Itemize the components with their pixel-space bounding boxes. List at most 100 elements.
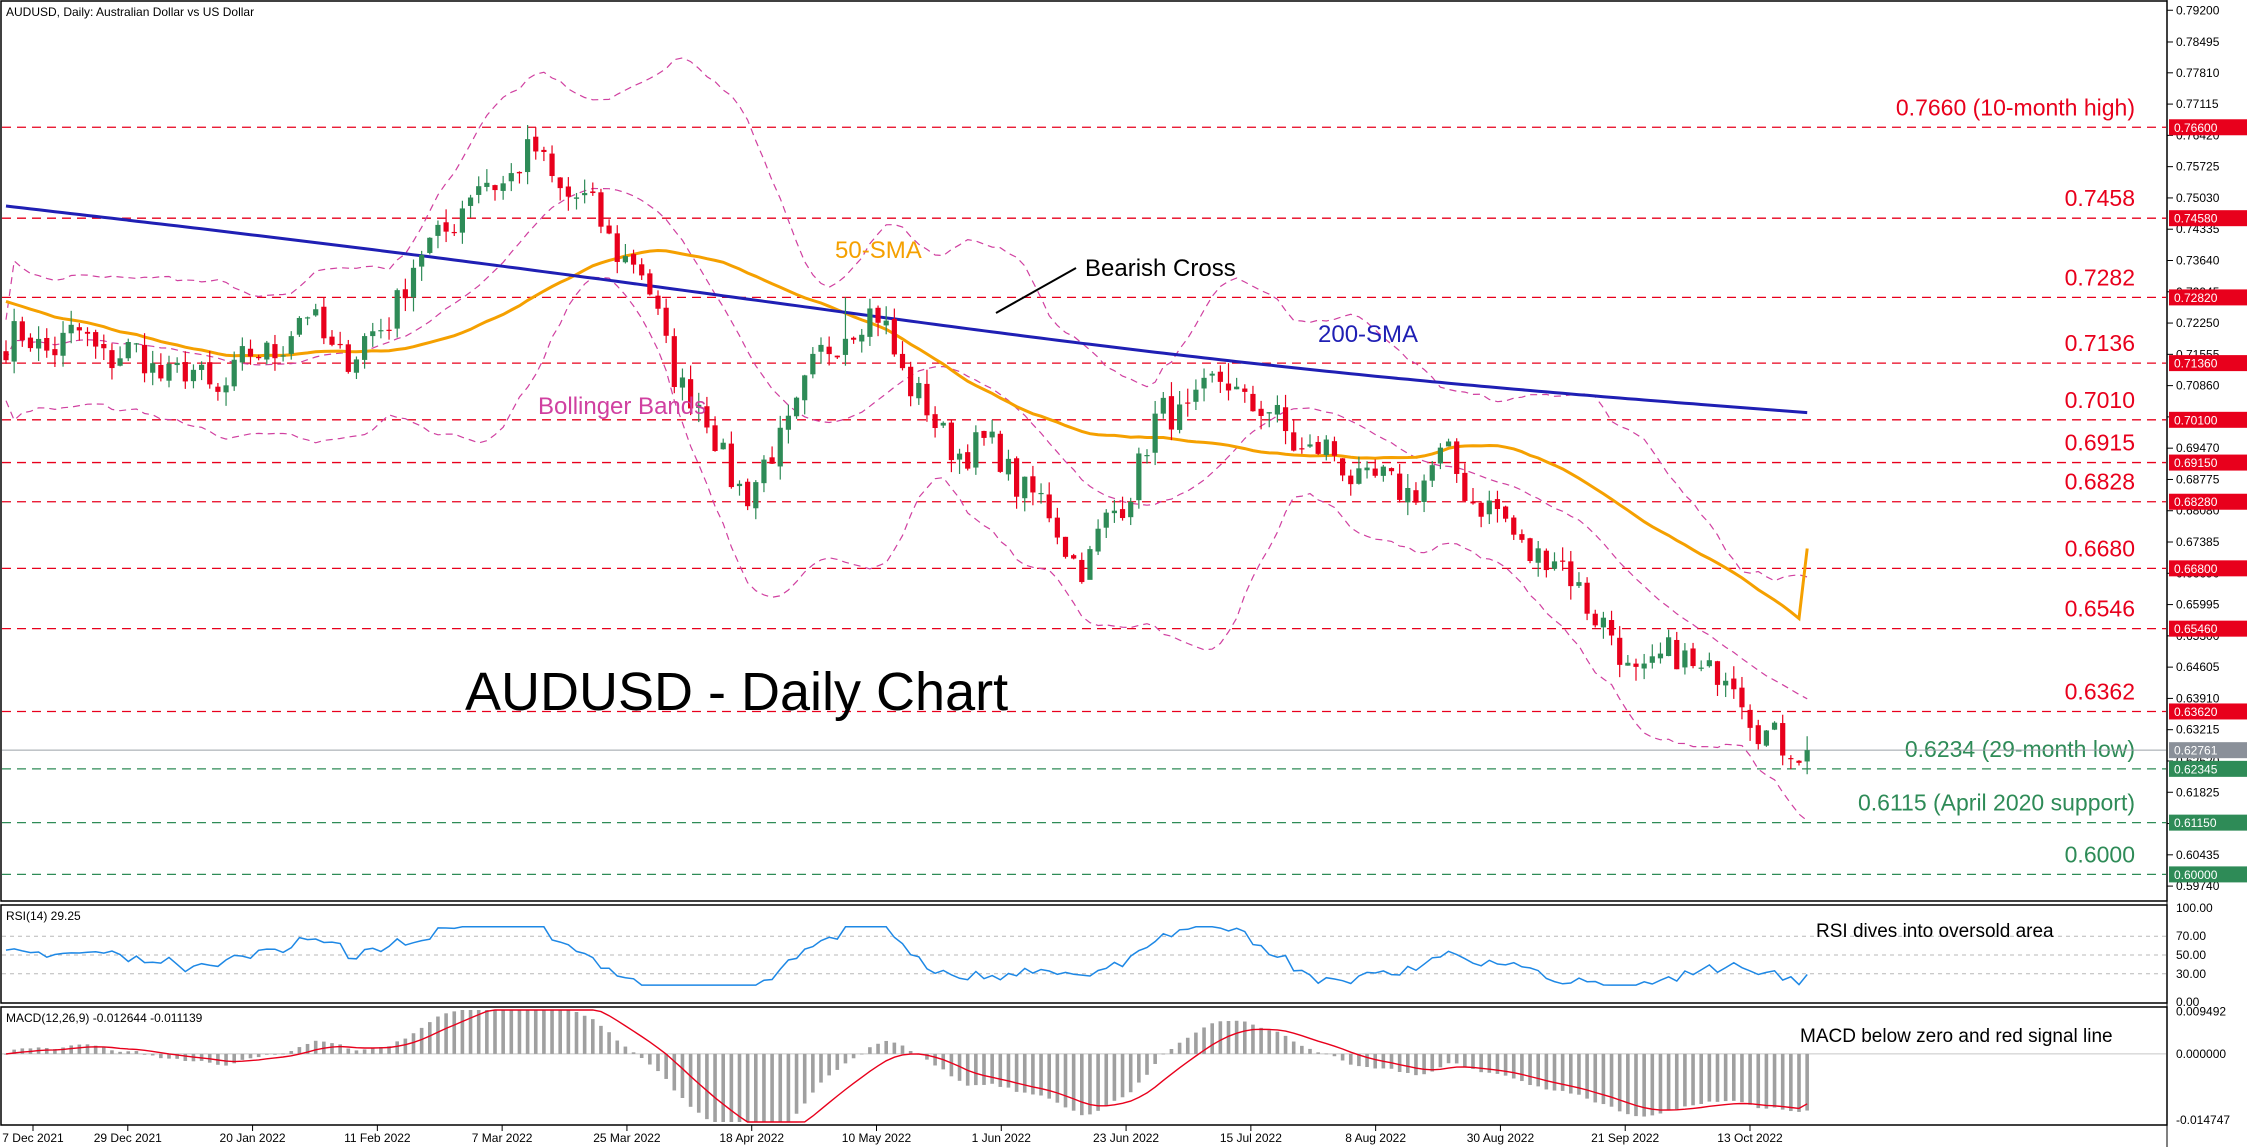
sma200-label: 200-SMA	[1318, 321, 1418, 348]
candle-163	[1331, 436, 1338, 462]
macd-bar-96	[786, 1053, 791, 1122]
candle-86	[704, 396, 710, 434]
price-tag-3: 0.71360	[2169, 355, 2247, 372]
candle-2	[19, 316, 25, 347]
macd-bar-200	[1634, 1053, 1638, 1117]
candle-body	[557, 177, 563, 189]
candle-body	[1543, 550, 1549, 571]
price-tag-bg	[2169, 119, 2247, 136]
macd-bar-196	[1601, 1053, 1606, 1105]
candle-body	[394, 290, 400, 329]
macd-bar-92	[754, 1053, 758, 1122]
candle-58	[476, 176, 482, 204]
candle-181	[1478, 501, 1484, 528]
candle-body	[1551, 561, 1558, 569]
macd-bar-108	[884, 1040, 888, 1054]
candle-body	[1046, 494, 1052, 519]
price-tag-bg	[2169, 454, 2247, 471]
macd-bar-201	[1642, 1053, 1646, 1117]
macd-bar-148	[1210, 1023, 1214, 1054]
macd-bar-82	[672, 1053, 677, 1091]
candle-185	[1511, 515, 1517, 540]
candle-128	[1046, 482, 1052, 523]
candle-93	[761, 455, 767, 493]
candle-body	[451, 231, 457, 234]
candle-167	[1364, 461, 1370, 479]
macd-bar-137	[1120, 1053, 1125, 1098]
macd-bar-163	[1332, 1053, 1337, 1057]
candle-0	[3, 340, 9, 364]
candle-188	[1535, 540, 1541, 577]
macd-bar-208	[1699, 1053, 1703, 1104]
candle-body	[728, 443, 734, 488]
candle-54	[443, 209, 449, 243]
candle-95	[777, 415, 783, 480]
price-tag-text: 0.63620	[2174, 705, 2218, 719]
candle-body	[753, 482, 759, 509]
bearish-cross-arrow	[995, 267, 1077, 314]
price-tag-text: 0.74580	[2174, 212, 2218, 226]
macd-bar-89	[729, 1053, 734, 1122]
candle-50	[410, 259, 417, 312]
candle-body	[1706, 660, 1712, 667]
candle-body	[52, 349, 58, 356]
candle-83	[679, 368, 686, 401]
macd-bar-43	[354, 1050, 359, 1054]
candle-170	[1388, 467, 1395, 476]
candle-body	[1421, 480, 1427, 502]
candle-body	[736, 483, 743, 487]
macd-bar-100	[819, 1053, 823, 1083]
candle-30	[247, 339, 254, 365]
candle-29	[239, 337, 245, 371]
macd-bar-74	[607, 1032, 611, 1054]
candle-69	[565, 177, 571, 211]
candle-142	[1160, 392, 1166, 419]
time-tick-label-14: 13 Oct 2022	[1717, 1131, 1783, 1145]
candle-body	[541, 149, 547, 152]
time-tick-label-7: 10 May 2022	[842, 1131, 912, 1145]
candle-body	[1584, 582, 1590, 614]
level-label-9: 0.6362	[2065, 678, 2135, 704]
candle-216	[1763, 730, 1769, 747]
candle-217	[1771, 721, 1778, 731]
candle-187	[1527, 537, 1533, 564]
time-tick-label-2: 20 Jan 2022	[220, 1131, 286, 1145]
candle-80	[655, 290, 661, 315]
candle-body	[924, 383, 930, 416]
candle-body	[264, 342, 270, 360]
candle-body	[321, 306, 327, 339]
candle-40	[329, 330, 335, 347]
candle-109	[891, 308, 897, 357]
macd-bar-138	[1128, 1053, 1133, 1093]
macd-bar-127	[1039, 1053, 1043, 1096]
macd-pane-frame	[0, 1006, 2168, 1126]
macd-bar-216	[1764, 1053, 1769, 1109]
candle-137	[1119, 496, 1126, 521]
macd-bar-50	[411, 1033, 416, 1054]
candle-153	[1250, 385, 1256, 412]
macd-bar-70	[574, 1012, 579, 1054]
macd-bar-162	[1324, 1053, 1329, 1055]
time-tick-label-12: 30 Aug 2022	[1467, 1131, 1535, 1145]
macd-bar-7	[61, 1047, 65, 1054]
macd-bar-63	[517, 1010, 522, 1054]
macd-bar-73	[599, 1025, 603, 1054]
macd-bar-181	[1479, 1053, 1483, 1073]
price-tick-label-3: 0.77115	[2176, 97, 2219, 111]
candle-body	[1291, 432, 1297, 451]
candle-body	[288, 336, 294, 354]
price-tick-label-21: 0.64605	[2176, 660, 2220, 674]
candle-body	[1755, 725, 1761, 745]
candle-199	[1625, 655, 1631, 666]
candle-24	[199, 361, 205, 381]
level-label-3: 0.7136	[2065, 330, 2135, 356]
candle-body	[467, 197, 474, 206]
candle-68	[557, 177, 563, 201]
candle-3	[27, 333, 34, 352]
macd-bar-68	[558, 1010, 562, 1054]
candle-169	[1380, 464, 1386, 482]
candle-body	[573, 197, 580, 199]
candle-53	[435, 220, 441, 249]
candle-body	[1136, 453, 1142, 501]
candle-82	[671, 328, 677, 394]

- - -

§ **INSTRUCTIONS FOR THE TASK**
Reproduce the data above line for line without changing anything, and leave out the picture.

§ **TASK SOLUTION**
Itemize the components with their pixel-space bounding boxes. List at most 100 elements.
sma200-label: 200-SMA	[1318, 321, 1418, 348]
candle-163	[1331, 436, 1338, 462]
macd-bar-96	[786, 1053, 791, 1122]
candle-86	[704, 396, 710, 434]
price-tag-3: 0.71360	[2169, 355, 2247, 372]
candle-2	[19, 316, 25, 347]
macd-bar-200	[1634, 1053, 1638, 1117]
candle-body	[557, 177, 563, 189]
candle-body	[1543, 550, 1549, 571]
price-tag-bg	[2169, 119, 2247, 136]
macd-bar-196	[1601, 1053, 1606, 1105]
candle-body	[394, 290, 400, 329]
macd-bar-92	[754, 1053, 758, 1122]
candle-58	[476, 176, 482, 204]
candle-181	[1478, 501, 1484, 528]
candle-body	[1551, 561, 1558, 569]
macd-bar-108	[884, 1040, 888, 1054]
candle-body	[1046, 494, 1052, 519]
price-tag-bg	[2169, 454, 2247, 471]
macd-bar-201	[1642, 1053, 1646, 1117]
macd-bar-148	[1210, 1023, 1214, 1054]
macd-bar-82	[672, 1053, 677, 1091]
candle-185	[1511, 515, 1517, 540]
candle-128	[1046, 482, 1052, 523]
candle-93	[761, 455, 767, 493]
candle-body	[451, 231, 457, 234]
candle-167	[1364, 461, 1370, 479]
macd-bar-137	[1120, 1053, 1125, 1098]
macd-bar-163	[1332, 1053, 1337, 1057]
candle-0	[3, 340, 9, 364]
candle-188	[1535, 540, 1541, 577]
macd-bar-208	[1699, 1053, 1703, 1104]
candle-body	[728, 443, 734, 488]
candle-54	[443, 209, 449, 243]
candle-95	[777, 415, 783, 480]
price-tag-text: 0.63620	[2174, 705, 2218, 719]
candle-body	[753, 482, 759, 509]
bearish-cross-arrow	[995, 267, 1077, 314]
price-tag-text: 0.74580	[2174, 212, 2218, 226]
macd-bar-89	[729, 1053, 734, 1122]
candle-50	[410, 259, 417, 312]
candle-body	[1706, 660, 1712, 667]
candle-body	[52, 349, 58, 356]
candle-83	[679, 368, 686, 401]
macd-bar-43	[354, 1050, 359, 1054]
candle-170	[1388, 467, 1395, 476]
candle-body	[1421, 480, 1427, 502]
candle-body	[736, 483, 743, 487]
macd-bar-100	[819, 1053, 823, 1083]
candle-30	[247, 339, 254, 365]
candle-29	[239, 337, 245, 371]
macd-bar-74	[607, 1032, 611, 1054]
candle-69	[565, 177, 571, 211]
candle-142	[1160, 392, 1166, 419]
time-tick-label-14: 13 Oct 2022	[1717, 1131, 1783, 1145]
candle-body	[541, 149, 547, 152]
time-tick-label-7: 10 May 2022	[842, 1131, 912, 1145]
candle-body	[1584, 582, 1590, 614]
level-label-9: 0.6362	[2065, 678, 2135, 704]
candle-216	[1763, 730, 1769, 747]
candle-217	[1771, 721, 1778, 731]
candle-187	[1527, 537, 1533, 564]
time-tick-label-2: 20 Jan 2022	[220, 1131, 286, 1145]
candle-80	[655, 290, 661, 315]
candle-body	[924, 383, 930, 416]
candle-body	[264, 342, 270, 360]
candle-body	[321, 306, 327, 339]
candle-40	[329, 330, 335, 347]
candle-109	[891, 308, 897, 357]
macd-bar-138	[1128, 1053, 1133, 1093]
macd-bar-127	[1039, 1053, 1043, 1096]
macd-pane-frame	[0, 1006, 2168, 1126]
macd-bar-216	[1764, 1053, 1769, 1109]
candle-137	[1119, 496, 1126, 521]
macd-bar-50	[411, 1033, 416, 1054]
candle-153	[1250, 385, 1256, 412]
macd-bar-70	[574, 1012, 579, 1054]
macd-bar-162	[1324, 1053, 1329, 1055]
time-tick-label-12: 30 Aug 2022	[1467, 1131, 1535, 1145]
macd-bar-7	[61, 1047, 65, 1054]
macd-bar-63	[517, 1010, 522, 1054]
macd-bar-73	[599, 1025, 603, 1054]
macd-bar-181	[1479, 1053, 1483, 1073]
price-tick-label-3: 0.77115	[2176, 97, 2219, 111]
candle-body	[1291, 432, 1297, 451]
candle-body	[288, 336, 294, 354]
price-tick-label-21: 0.64605	[2176, 660, 2220, 674]
candle-body	[1755, 725, 1761, 745]
candle-199	[1625, 655, 1631, 666]
candle-24	[199, 361, 205, 381]
level-label-3: 0.7136	[2065, 330, 2135, 356]
candle-body	[467, 197, 474, 206]
candle-68	[557, 177, 563, 201]
candle-3	[27, 333, 34, 352]
macd-bar-68	[558, 1010, 562, 1054]
candle-169	[1380, 464, 1386, 482]
candle-body	[573, 197, 580, 199]
candle-53	[435, 220, 441, 249]
candle-body	[1136, 453, 1142, 501]
candle-82	[671, 328, 677, 394]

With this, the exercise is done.